> [TASK DIRECTIONS]: Reproduce each line exactly. Skip none.

>>>

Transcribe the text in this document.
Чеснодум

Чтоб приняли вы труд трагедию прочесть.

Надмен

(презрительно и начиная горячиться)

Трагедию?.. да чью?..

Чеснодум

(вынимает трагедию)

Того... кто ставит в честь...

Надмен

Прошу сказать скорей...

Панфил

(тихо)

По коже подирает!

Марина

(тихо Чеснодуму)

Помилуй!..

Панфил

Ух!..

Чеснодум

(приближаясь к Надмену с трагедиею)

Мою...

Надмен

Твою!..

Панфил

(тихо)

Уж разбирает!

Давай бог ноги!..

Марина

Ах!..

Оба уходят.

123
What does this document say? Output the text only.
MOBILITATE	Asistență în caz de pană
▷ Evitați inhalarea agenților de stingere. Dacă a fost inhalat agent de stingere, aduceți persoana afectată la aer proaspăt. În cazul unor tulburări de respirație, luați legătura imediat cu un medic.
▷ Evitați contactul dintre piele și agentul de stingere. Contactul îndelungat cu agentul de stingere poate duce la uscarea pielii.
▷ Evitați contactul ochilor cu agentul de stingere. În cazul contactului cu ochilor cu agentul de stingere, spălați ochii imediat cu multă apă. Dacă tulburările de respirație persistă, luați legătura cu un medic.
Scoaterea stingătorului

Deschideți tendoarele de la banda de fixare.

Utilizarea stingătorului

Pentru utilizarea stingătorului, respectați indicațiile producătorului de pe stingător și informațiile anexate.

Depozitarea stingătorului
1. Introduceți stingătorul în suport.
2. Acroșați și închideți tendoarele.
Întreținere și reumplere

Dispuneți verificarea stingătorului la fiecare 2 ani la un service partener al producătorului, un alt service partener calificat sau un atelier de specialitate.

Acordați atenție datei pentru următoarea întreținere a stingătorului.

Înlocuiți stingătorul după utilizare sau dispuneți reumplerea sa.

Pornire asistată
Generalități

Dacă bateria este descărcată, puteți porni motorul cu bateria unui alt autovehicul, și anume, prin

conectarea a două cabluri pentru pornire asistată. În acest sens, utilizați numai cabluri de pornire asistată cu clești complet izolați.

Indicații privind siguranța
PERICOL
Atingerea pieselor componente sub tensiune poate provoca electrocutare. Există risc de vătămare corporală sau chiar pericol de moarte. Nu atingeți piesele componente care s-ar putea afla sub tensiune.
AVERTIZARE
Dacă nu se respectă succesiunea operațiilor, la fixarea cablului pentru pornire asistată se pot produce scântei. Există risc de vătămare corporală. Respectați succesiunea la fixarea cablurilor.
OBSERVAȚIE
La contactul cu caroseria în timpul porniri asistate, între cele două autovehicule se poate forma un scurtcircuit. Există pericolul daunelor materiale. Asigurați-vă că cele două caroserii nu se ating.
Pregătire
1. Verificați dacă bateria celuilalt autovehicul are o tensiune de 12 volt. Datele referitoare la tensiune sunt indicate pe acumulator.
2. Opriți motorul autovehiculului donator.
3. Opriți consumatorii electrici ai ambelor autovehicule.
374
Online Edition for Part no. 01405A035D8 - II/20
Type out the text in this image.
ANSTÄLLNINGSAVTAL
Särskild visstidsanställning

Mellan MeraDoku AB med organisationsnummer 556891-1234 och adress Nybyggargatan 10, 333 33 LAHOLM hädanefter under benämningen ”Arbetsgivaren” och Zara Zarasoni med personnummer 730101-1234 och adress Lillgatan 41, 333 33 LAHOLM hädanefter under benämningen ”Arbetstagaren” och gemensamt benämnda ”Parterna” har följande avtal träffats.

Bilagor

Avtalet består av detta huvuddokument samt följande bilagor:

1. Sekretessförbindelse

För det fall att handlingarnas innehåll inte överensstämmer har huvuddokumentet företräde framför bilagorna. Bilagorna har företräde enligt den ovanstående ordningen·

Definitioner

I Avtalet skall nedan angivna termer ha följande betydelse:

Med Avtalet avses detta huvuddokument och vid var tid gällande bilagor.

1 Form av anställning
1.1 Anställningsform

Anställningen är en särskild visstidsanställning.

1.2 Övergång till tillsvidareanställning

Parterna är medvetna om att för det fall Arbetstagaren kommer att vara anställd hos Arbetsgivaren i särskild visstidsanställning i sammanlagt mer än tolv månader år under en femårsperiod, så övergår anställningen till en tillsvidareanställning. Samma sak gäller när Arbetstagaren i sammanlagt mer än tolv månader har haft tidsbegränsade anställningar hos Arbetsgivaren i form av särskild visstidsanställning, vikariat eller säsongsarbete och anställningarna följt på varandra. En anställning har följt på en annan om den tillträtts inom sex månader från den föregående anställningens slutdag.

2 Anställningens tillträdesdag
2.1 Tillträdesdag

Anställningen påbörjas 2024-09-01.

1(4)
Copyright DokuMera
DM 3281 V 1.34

<<<

> [RESULT]:
Transcribe the text in this document.
Чеснодум

Чтоб приняли вы труд трагедию прочесть.

Надмен

(презрительно и начиная горячиться)

Трагедию?.. да чью?..

Чеснодум

(вынимает трагедию)

Того... кто ставит в честь...

Надмен

Прошу сказать скорей...

Панфил

(тихо)

По коже подирает!

Марина

(тихо Чеснодуму)

Помилуй!..

Панфил

Ух!..

Чеснодум

(приближаясь к Надмену с трагедиею)

Мою...

Надмен

Твою!..

Панфил

(тихо)

Уж разбирает!

Давай бог ноги!..

Марина

Ах!..

Оба уходят.

123
What does this document say? Output the text only.
MOBILITATE	Asistență în caz de pană
▷ Evitați inhalarea agenților de stingere. Dacă a fost inhalat agent de stingere, aduceți persoana afectată la aer proaspăt. În cazul unor tulburări de respirație, luați legătura imediat cu un medic.
▷ Evitați contactul dintre piele și agentul de stingere. Contactul îndelungat cu agentul de stingere poate duce la uscarea pielii.
▷ Evitați contactul ochilor cu agentul de stingere. În cazul contactului cu ochilor cu agentul de stingere, spălați ochii imediat cu multă apă. Dacă tulburările de respirație persistă, luați legătura cu un medic.
Scoaterea stingătorului

Deschideți tendoarele de la banda de fixare.

Utilizarea stingătorului

Pentru utilizarea stingătorului, respectați indicațiile producătorului de pe stingător și informațiile anexate.

Depozitarea stingătorului
1. Introduceți stingătorul în suport.
2. Acroșați și închideți tendoarele.
Întreținere și reumplere

Dispuneți verificarea stingătorului la fiecare 2 ani la un service partener al producătorului, un alt service partener calificat sau un atelier de specialitate.

Acordați atenție datei pentru următoarea întreținere a stingătorului.

Înlocuiți stingătorul după utilizare sau dispuneți reumplerea sa.

Pornire asistată
Generalități

Dacă bateria este descărcată, puteți porni motorul cu bateria unui alt autovehicul, și anume, prin

conectarea a două cabluri pentru pornire asistată. În acest sens, utilizați numai cabluri de pornire asistată cu clești complet izolați.

Indicații privind siguranța
PERICOL
Atingerea pieselor componente sub tensiune poate provoca electrocutare. Există risc de vătămare corporală sau chiar pericol de moarte. Nu atingeți piesele componente care s-ar putea afla sub tensiune.
AVERTIZARE
Dacă nu se respectă succesiunea operațiilor, la fixarea cablului pentru pornire asistată se pot produce scântei. Există risc de vătămare corporală. Respectați succesiunea la fixarea cablurilor.
OBSERVAȚIE
La contactul cu caroseria în timpul porniri asistate, între cele două autovehicule se poate forma un scurtcircuit. Există pericolul daunelor materiale. Asigurați-vă că cele două caroserii nu se ating.
Pregătire
1. Verificați dacă bateria celuilalt autovehicul are o tensiune de 12 volt. Datele referitoare la tensiune sunt indicate pe acumulator.
2. Opriți motorul autovehiculului donator.
3. Opriți consumatorii electrici ai ambelor autovehicule.
374
Online Edition for Part no. 01405A035D8 - II/20
Type out the text in this image.
ANSTÄLLNINGSAVTAL
Särskild visstidsanställning

Mellan MeraDoku AB med organisationsnummer 556891-1234 och adress Nybyggargatan 10, 333 33 LAHOLM hädanefter under benämningen ”Arbetsgivaren” och Zara Zarasoni med personnummer 730101-1234 och adress Lillgatan 41, 333 33 LAHOLM hädanefter under benämningen ”Arbetstagaren” och gemensamt benämnda ”Parterna” har följande avtal träffats.

Bilagor

Avtalet består av detta huvuddokument samt följande bilagor:

1. Sekretessförbindelse

För det fall att handlingarnas innehåll inte överensstämmer har huvuddokumentet företräde framför bilagorna. Bilagorna har företräde enligt den ovanstående ordningen·

Definitioner

I Avtalet skall nedan angivna termer ha följande betydelse:

Med Avtalet avses detta huvuddokument och vid var tid gällande bilagor.

1 Form av anställning
1.1 Anställningsform

Anställningen är en särskild visstidsanställning.

1.2 Övergång till tillsvidareanställning

Parterna är medvetna om att för det fall Arbetstagaren kommer att vara anställd hos Arbetsgivaren i särskild visstidsanställning i sammanlagt mer än tolv månader år under en femårsperiod, så övergår anställningen till en tillsvidareanställning. Samma sak gäller när Arbetstagaren i sammanlagt mer än tolv månader har haft tidsbegränsade anställningar hos Arbetsgivaren i form av särskild visstidsanställning, vikariat eller säsongsarbete och anställningarna följt på varandra. En anställning har följt på en annan om den tillträtts inom sex månader från den föregående anställningens slutdag.

2 Anställningens tillträdesdag
2.1 Tillträdesdag

Anställningen påbörjas 2024-09-01.

1(4)
Copyright DokuMera
DM 3281 V 1.34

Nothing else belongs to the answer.